WRITTEN TASK
Find every line in the records below that holds the word "Film", and copy each one.

(Data items)
******************************

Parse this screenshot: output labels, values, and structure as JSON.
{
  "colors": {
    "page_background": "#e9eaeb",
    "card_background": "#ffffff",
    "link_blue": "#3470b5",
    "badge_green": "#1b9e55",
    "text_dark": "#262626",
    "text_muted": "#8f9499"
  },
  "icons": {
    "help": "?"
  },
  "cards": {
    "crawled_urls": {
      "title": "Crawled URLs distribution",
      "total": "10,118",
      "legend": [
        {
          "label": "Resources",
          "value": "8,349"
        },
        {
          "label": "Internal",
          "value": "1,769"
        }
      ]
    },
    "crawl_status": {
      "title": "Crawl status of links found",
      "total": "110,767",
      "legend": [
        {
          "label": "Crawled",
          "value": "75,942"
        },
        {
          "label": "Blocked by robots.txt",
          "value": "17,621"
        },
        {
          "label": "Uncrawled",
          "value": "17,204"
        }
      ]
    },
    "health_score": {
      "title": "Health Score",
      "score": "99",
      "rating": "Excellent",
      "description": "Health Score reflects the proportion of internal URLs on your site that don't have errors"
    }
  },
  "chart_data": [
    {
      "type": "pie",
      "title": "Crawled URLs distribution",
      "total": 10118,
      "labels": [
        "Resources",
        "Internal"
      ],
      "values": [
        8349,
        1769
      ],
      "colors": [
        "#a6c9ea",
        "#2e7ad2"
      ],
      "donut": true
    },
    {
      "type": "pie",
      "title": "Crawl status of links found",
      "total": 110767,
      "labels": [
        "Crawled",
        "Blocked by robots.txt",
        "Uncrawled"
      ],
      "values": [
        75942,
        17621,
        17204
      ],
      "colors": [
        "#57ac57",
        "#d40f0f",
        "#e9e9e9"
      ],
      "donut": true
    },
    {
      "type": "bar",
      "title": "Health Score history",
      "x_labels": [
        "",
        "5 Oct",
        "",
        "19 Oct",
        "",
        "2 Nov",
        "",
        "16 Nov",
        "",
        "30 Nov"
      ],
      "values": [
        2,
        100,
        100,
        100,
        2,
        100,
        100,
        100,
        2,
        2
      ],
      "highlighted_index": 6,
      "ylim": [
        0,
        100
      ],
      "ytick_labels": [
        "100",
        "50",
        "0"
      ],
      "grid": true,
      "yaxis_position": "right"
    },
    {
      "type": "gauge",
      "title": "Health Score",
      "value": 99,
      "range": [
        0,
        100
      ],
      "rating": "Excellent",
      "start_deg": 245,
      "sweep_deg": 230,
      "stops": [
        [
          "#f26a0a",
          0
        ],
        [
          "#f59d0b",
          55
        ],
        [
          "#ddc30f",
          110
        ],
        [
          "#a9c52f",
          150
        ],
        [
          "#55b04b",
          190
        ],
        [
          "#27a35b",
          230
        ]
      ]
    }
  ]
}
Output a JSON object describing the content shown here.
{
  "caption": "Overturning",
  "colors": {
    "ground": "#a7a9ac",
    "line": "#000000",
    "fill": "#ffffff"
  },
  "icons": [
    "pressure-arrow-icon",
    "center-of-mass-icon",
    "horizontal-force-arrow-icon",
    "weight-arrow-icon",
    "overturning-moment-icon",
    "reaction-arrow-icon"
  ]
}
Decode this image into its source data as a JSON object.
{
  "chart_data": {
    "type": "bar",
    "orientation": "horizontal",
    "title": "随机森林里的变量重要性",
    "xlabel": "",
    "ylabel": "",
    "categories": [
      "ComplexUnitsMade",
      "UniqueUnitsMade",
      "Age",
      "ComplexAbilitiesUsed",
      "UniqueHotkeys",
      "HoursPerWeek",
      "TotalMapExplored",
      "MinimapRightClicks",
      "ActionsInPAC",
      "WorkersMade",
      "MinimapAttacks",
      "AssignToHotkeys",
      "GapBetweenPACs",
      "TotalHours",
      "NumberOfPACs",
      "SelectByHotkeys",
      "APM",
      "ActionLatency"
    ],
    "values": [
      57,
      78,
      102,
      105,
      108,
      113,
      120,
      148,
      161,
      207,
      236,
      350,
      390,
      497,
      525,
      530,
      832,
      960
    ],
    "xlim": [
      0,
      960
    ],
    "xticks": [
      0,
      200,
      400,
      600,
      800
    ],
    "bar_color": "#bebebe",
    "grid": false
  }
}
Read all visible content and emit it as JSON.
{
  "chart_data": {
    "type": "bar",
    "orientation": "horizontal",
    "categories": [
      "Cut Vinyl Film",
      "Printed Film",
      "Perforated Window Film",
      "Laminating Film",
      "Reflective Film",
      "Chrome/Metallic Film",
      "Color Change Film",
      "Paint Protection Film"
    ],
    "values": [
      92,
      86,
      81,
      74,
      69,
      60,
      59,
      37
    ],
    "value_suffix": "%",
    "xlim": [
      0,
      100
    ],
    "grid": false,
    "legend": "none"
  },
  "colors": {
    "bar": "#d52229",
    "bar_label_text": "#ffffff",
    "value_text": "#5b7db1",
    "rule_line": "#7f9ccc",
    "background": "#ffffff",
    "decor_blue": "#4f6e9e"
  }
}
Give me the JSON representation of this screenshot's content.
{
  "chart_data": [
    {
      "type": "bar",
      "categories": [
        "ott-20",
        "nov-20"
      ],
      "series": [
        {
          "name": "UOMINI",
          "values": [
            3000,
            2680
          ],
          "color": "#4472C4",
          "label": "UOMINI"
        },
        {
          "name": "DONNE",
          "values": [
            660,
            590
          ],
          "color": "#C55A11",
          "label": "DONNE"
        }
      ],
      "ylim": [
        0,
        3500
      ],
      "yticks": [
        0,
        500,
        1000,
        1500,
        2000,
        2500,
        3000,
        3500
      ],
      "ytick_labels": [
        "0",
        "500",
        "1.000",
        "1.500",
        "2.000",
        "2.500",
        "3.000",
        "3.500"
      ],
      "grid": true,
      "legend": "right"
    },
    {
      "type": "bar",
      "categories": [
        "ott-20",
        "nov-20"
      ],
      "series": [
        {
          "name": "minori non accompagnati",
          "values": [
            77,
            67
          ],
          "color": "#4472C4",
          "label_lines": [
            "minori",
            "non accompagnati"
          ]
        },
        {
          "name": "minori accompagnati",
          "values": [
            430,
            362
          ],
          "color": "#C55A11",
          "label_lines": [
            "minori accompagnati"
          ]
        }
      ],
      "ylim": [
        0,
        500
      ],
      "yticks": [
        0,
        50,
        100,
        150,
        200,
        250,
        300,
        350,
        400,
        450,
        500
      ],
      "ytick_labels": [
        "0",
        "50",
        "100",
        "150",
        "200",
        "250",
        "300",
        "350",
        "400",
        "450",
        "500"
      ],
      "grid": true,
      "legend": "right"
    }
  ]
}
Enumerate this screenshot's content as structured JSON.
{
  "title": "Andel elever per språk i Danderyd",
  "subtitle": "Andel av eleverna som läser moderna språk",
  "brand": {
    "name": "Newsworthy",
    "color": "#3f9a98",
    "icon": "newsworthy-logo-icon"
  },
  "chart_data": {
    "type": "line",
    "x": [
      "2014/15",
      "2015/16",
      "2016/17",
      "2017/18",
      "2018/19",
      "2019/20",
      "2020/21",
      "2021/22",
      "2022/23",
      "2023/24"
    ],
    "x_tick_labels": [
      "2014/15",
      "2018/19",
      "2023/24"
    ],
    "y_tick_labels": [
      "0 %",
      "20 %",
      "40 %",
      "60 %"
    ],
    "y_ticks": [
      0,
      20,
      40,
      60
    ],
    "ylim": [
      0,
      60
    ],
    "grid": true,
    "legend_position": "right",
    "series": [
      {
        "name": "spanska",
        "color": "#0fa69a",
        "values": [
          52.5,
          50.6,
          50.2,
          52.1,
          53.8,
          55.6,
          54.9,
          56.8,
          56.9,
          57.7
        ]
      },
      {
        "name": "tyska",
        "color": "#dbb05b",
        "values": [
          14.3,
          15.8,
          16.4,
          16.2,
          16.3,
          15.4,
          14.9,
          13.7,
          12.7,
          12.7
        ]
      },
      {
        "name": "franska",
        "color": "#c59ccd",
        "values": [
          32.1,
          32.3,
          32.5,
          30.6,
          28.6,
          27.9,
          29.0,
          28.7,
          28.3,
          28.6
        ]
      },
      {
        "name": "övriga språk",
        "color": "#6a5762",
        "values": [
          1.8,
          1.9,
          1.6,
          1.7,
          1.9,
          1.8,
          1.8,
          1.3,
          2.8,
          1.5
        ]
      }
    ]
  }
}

******************************

TASK RESPONSE
      "Cut Vinyl Film",
      "Printed Film",
      "Perforated Window Film",
      "Laminating Film",
      "Reflective Film",
      "Chrome/Metallic Film",
      "Color Change Film",
      "Paint Protection Film"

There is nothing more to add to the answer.